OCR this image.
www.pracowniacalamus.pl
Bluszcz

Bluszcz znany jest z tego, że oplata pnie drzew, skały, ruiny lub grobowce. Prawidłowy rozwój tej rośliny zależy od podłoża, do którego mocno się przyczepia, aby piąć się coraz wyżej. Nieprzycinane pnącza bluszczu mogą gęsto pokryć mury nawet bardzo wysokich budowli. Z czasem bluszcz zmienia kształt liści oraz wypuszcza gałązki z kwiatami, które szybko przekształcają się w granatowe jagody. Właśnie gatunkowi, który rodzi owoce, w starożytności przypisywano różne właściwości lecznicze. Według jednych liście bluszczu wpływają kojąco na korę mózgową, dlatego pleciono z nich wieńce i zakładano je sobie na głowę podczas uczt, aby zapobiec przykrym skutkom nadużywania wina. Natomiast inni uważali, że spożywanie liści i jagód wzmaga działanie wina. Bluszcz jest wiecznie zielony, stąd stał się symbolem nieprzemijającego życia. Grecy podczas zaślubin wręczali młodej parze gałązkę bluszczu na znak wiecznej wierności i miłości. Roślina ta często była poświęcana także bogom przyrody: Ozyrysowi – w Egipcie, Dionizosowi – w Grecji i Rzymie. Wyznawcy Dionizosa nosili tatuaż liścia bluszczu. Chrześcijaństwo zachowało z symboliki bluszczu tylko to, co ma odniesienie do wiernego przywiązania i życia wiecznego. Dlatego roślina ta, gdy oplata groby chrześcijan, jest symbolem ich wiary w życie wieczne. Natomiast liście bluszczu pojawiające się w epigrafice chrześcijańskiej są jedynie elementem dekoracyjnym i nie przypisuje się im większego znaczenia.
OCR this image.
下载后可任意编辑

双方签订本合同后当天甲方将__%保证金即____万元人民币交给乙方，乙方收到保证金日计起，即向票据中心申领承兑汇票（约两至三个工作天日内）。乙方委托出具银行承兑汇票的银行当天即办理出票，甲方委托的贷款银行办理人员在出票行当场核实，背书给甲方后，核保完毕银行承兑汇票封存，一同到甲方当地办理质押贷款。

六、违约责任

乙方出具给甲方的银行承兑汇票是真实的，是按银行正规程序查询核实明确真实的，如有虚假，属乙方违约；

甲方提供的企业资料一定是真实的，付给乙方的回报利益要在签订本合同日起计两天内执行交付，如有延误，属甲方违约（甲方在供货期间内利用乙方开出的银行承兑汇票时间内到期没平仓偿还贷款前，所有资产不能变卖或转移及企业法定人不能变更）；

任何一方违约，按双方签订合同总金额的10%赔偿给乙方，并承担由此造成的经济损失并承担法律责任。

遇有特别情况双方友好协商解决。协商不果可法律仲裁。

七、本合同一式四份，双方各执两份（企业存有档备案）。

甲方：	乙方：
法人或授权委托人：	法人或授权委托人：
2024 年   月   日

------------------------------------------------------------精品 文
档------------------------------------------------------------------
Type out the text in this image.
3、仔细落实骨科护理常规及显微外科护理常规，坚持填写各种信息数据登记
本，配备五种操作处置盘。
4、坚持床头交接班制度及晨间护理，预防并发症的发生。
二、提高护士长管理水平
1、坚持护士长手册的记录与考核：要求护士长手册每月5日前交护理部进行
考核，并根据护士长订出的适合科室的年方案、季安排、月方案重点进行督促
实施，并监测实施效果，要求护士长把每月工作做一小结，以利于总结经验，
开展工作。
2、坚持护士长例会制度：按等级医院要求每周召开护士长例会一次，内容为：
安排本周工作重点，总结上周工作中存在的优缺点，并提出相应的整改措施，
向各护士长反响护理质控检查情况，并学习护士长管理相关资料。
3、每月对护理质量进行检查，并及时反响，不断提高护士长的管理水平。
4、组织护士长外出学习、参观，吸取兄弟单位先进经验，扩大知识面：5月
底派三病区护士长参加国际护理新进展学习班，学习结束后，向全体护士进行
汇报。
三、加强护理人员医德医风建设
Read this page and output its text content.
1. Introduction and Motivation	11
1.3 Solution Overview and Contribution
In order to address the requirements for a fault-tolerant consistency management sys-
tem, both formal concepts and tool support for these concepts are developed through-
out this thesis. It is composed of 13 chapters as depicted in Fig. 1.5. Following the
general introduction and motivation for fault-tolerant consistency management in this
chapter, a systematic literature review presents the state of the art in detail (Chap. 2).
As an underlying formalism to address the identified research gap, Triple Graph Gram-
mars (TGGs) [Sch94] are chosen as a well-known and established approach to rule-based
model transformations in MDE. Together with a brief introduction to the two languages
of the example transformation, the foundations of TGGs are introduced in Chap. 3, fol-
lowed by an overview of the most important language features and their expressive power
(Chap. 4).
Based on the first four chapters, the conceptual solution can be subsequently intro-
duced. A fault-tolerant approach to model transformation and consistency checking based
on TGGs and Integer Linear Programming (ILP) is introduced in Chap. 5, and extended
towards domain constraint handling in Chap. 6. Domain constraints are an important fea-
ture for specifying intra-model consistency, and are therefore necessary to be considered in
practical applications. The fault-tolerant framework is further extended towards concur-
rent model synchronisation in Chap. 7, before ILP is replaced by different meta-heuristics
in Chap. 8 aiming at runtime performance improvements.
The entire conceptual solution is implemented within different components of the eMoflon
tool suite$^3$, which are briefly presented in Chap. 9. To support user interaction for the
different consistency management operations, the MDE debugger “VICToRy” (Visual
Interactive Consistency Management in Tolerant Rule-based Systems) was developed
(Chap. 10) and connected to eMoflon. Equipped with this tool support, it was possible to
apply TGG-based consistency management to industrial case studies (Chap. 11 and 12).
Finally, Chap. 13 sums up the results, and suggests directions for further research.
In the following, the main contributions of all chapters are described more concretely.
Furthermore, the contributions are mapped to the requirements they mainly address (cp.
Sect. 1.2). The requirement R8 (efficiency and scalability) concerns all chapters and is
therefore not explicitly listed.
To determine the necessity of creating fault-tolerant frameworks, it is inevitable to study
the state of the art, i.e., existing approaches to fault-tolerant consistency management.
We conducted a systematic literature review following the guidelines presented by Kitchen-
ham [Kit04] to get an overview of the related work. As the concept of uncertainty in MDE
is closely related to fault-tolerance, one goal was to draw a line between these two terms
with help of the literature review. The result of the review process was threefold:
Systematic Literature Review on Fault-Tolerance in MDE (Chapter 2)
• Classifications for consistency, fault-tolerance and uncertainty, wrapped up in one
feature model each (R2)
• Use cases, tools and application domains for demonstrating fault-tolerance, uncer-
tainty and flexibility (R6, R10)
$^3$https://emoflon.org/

============

(Task): Go back to the listing above and please repeat it exactly.

(Reply):
OCR this image.
www.pracowniacalamus.pl
Bluszcz

Bluszcz znany jest z tego, że oplata pnie drzew, skały, ruiny lub grobowce. Prawidłowy rozwój tej rośliny zależy od podłoża, do którego mocno się przyczepia, aby piąć się coraz wyżej. Nieprzycinane pnącza bluszczu mogą gęsto pokryć mury nawet bardzo wysokich budowli. Z czasem bluszcz zmienia kształt liści oraz wypuszcza gałązki z kwiatami, które szybko przekształcają się w granatowe jagody. Właśnie gatunkowi, który rodzi owoce, w starożytności przypisywano różne właściwości lecznicze. Według jednych liście bluszczu wpływają kojąco na korę mózgową, dlatego pleciono z nich wieńce i zakładano je sobie na głowę podczas uczt, aby zapobiec przykrym skutkom nadużywania wina. Natomiast inni uważali, że spożywanie liści i jagód wzmaga działanie wina. Bluszcz jest wiecznie zielony, stąd stał się symbolem nieprzemijającego życia. Grecy podczas zaślubin wręczali młodej parze gałązkę bluszczu na znak wiecznej wierności i miłości. Roślina ta często była poświęcana także bogom przyrody: Ozyrysowi – w Egipcie, Dionizosowi – w Grecji i Rzymie. Wyznawcy Dionizosa nosili tatuaż liścia bluszczu. Chrześcijaństwo zachowało z symboliki bluszczu tylko to, co ma odniesienie do wiernego przywiązania i życia wiecznego. Dlatego roślina ta, gdy oplata groby chrześcijan, jest symbolem ich wiary w życie wieczne. Natomiast liście bluszczu pojawiające się w epigrafice chrześcijańskiej są jedynie elementem dekoracyjnym i nie przypisuje się im większego znaczenia.
OCR this image.
下载后可任意编辑

双方签订本合同后当天甲方将__%保证金即____万元人民币交给乙方，乙方收到保证金日计起，即向票据中心申领承兑汇票（约两至三个工作天日内）。乙方委托出具银行承兑汇票的银行当天即办理出票，甲方委托的贷款银行办理人员在出票行当场核实，背书给甲方后，核保完毕银行承兑汇票封存，一同到甲方当地办理质押贷款。

六、违约责任

乙方出具给甲方的银行承兑汇票是真实的，是按银行正规程序查询核实明确真实的，如有虚假，属乙方违约；

甲方提供的企业资料一定是真实的，付给乙方的回报利益要在签订本合同日起计两天内执行交付，如有延误，属甲方违约（甲方在供货期间内利用乙方开出的银行承兑汇票时间内到期没平仓偿还贷款前，所有资产不能变卖或转移及企业法定人不能变更）；

任何一方违约，按双方签订合同总金额的10%赔偿给乙方，并承担由此造成的经济损失并承担法律责任。

遇有特别情况双方友好协商解决。协商不果可法律仲裁。

七、本合同一式四份，双方各执两份（企业存有档备案）。

甲方：	乙方：
法人或授权委托人：	法人或授权委托人：
2024 年   月   日

------------------------------------------------------------精品 文
档------------------------------------------------------------------
Type out the text in this image.
3、仔细落实骨科护理常规及显微外科护理常规，坚持填写各种信息数据登记
本，配备五种操作处置盘。
4、坚持床头交接班制度及晨间护理，预防并发症的发生。
二、提高护士长管理水平
1、坚持护士长手册的记录与考核：要求护士长手册每月5日前交护理部进行
考核，并根据护士长订出的适合科室的年方案、季安排、月方案重点进行督促
实施，并监测实施效果，要求护士长把每月工作做一小结，以利于总结经验，
开展工作。
2、坚持护士长例会制度：按等级医院要求每周召开护士长例会一次，内容为：
安排本周工作重点，总结上周工作中存在的优缺点，并提出相应的整改措施，
向各护士长反响护理质控检查情况，并学习护士长管理相关资料。
3、每月对护理质量进行检查，并及时反响，不断提高护士长的管理水平。
4、组织护士长外出学习、参观，吸取兄弟单位先进经验，扩大知识面：5月
底派三病区护士长参加国际护理新进展学习班，学习结束后，向全体护士进行
汇报。
三、加强护理人员医德医风建设
Read this page and output its text content.
1. Introduction and Motivation	11
1.3 Solution Overview and Contribution
In order to address the requirements for a fault-tolerant consistency management sys-
tem, both formal concepts and tool support for these concepts are developed through-
out this thesis. It is composed of 13 chapters as depicted in Fig. 1.5. Following the
general introduction and motivation for fault-tolerant consistency management in this
chapter, a systematic literature review presents the state of the art in detail (Chap. 2).
As an underlying formalism to address the identified research gap, Triple Graph Gram-
mars (TGGs) [Sch94] are chosen as a well-known and established approach to rule-based
model transformations in MDE. Together with a brief introduction to the two languages
of the example transformation, the foundations of TGGs are introduced in Chap. 3, fol-
lowed by an overview of the most important language features and their expressive power
(Chap. 4).
Based on the first four chapters, the conceptual solution can be subsequently intro-
duced. A fault-tolerant approach to model transformation and consistency checking based
on TGGs and Integer Linear Programming (ILP) is introduced in Chap. 5, and extended
towards domain constraint handling in Chap. 6. Domain constraints are an important fea-
ture for specifying intra-model consistency, and are therefore necessary to be considered in
practical applications. The fault-tolerant framework is further extended towards concur-
rent model synchronisation in Chap. 7, before ILP is replaced by different meta-heuristics
in Chap. 8 aiming at runtime performance improvements.
The entire conceptual solution is implemented within different components of the eMoflon
tool suite$^3$, which are briefly presented in Chap. 9. To support user interaction for the
different consistency management operations, the MDE debugger “VICToRy” (Visual
Interactive Consistency Management in Tolerant Rule-based Systems) was developed
(Chap. 10) and connected to eMoflon. Equipped with this tool support, it was possible to
apply TGG-based consistency management to industrial case studies (Chap. 11 and 12).
Finally, Chap. 13 sums up the results, and suggests directions for further research.
In the following, the main contributions of all chapters are described more concretely.
Furthermore, the contributions are mapped to the requirements they mainly address (cp.
Sect. 1.2). The requirement R8 (efficiency and scalability) concerns all chapters and is
therefore not explicitly listed.
To determine the necessity of creating fault-tolerant frameworks, it is inevitable to study
the state of the art, i.e., existing approaches to fault-tolerant consistency management.
We conducted a systematic literature review following the guidelines presented by Kitchen-
ham [Kit04] to get an overview of the related work. As the concept of uncertainty in MDE
is closely related to fault-tolerance, one goal was to draw a line between these two terms
with help of the literature review. The result of the review process was threefold:
Systematic Literature Review on Fault-Tolerance in MDE (Chapter 2)
• Classifications for consistency, fault-tolerance and uncertainty, wrapped up in one
feature model each (R2)
• Use cases, tools and application domains for demonstrating fault-tolerance, uncer-
tainty and flexibility (R6, R10)
$^3$https://emoflon.org/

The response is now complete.